### Required work
Skip every picture and transcribe the remaining material exactly.

### Rows
* Begin *
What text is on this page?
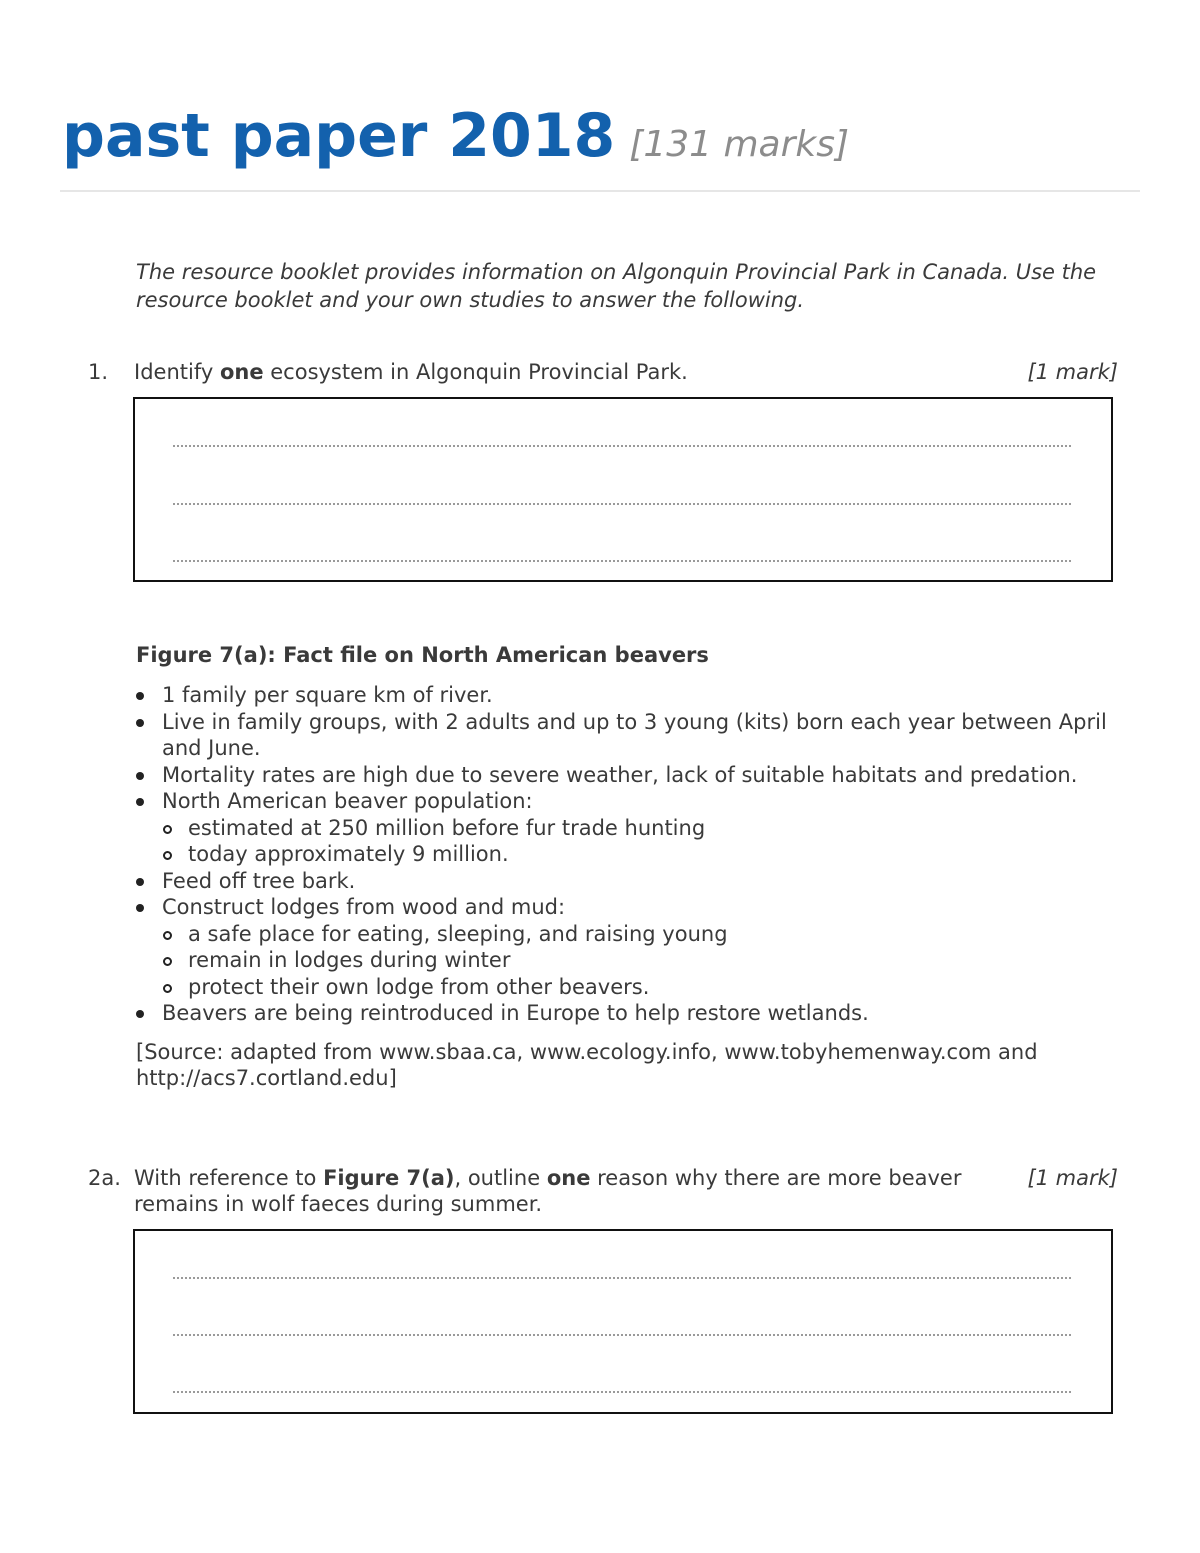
past paper 2018 [131 marks]
The resource booklet provides information on Algonquin Provincial Park in Canada. Use the resource booklet and your own studies to answer the following.
1. Identify one ecosystem in Algonquin Provincial Park.	[1 mark]
Figure 7(a): Fact file on North American beavers
1 family per square km of river.
Live in family groups, with 2 adults and up to 3 young (kits) born each year between April and June.
Mortality rates are high due to severe weather, lack of suitable habitats and predation.
North American beaver population:
estimated at 250 million before fur trade hunting
today approximately 9 million.
Feed off tree bark.
Construct lodges from wood and mud:
a safe place for eating, sleeping, and raising young
remain in lodges during winter
protect their own lodge from other beavers.
Beavers are being reintroduced in Europe to help restore wetlands.
[Source: adapted from www.sbaa.ca, www.ecology.info, www.tobyhemenway.com and http://acs7.cortland.edu]
2a. With reference to Figure 7(a), outline one reason why there are more beaver remains in wolf faeces during summer.
[1 mark]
* End *
### Result below
What text is on this page?
past paper 2018 [131 marks]
The resource booklet provides information on Algonquin Provincial Park in Canada. Use the resource booklet and your own studies to answer the following.
1. Identify one ecosystem in Algonquin Provincial Park.	[1 mark]
Figure 7(a): Fact file on North American beavers
1 family per square km of river.
Live in family groups, with 2 adults and up to 3 young (kits) born each year between April and June.
Mortality rates are high due to severe weather, lack of suitable habitats and predation.
North American beaver population:
estimated at 250 million before fur trade hunting
today approximately 9 million.
Feed off tree bark.
Construct lodges from wood and mud:
a safe place for eating, sleeping, and raising young
remain in lodges during winter
protect their own lodge from other beavers.
Beavers are being reintroduced in Europe to help restore wetlands.
[Source: adapted from www.sbaa.ca, www.ecology.info, www.tobyhemenway.com and http://acs7.cortland.edu]
2a. With reference to Figure 7(a), outline one reason why there are more beaver remains in wolf faeces during summer.
[1 mark]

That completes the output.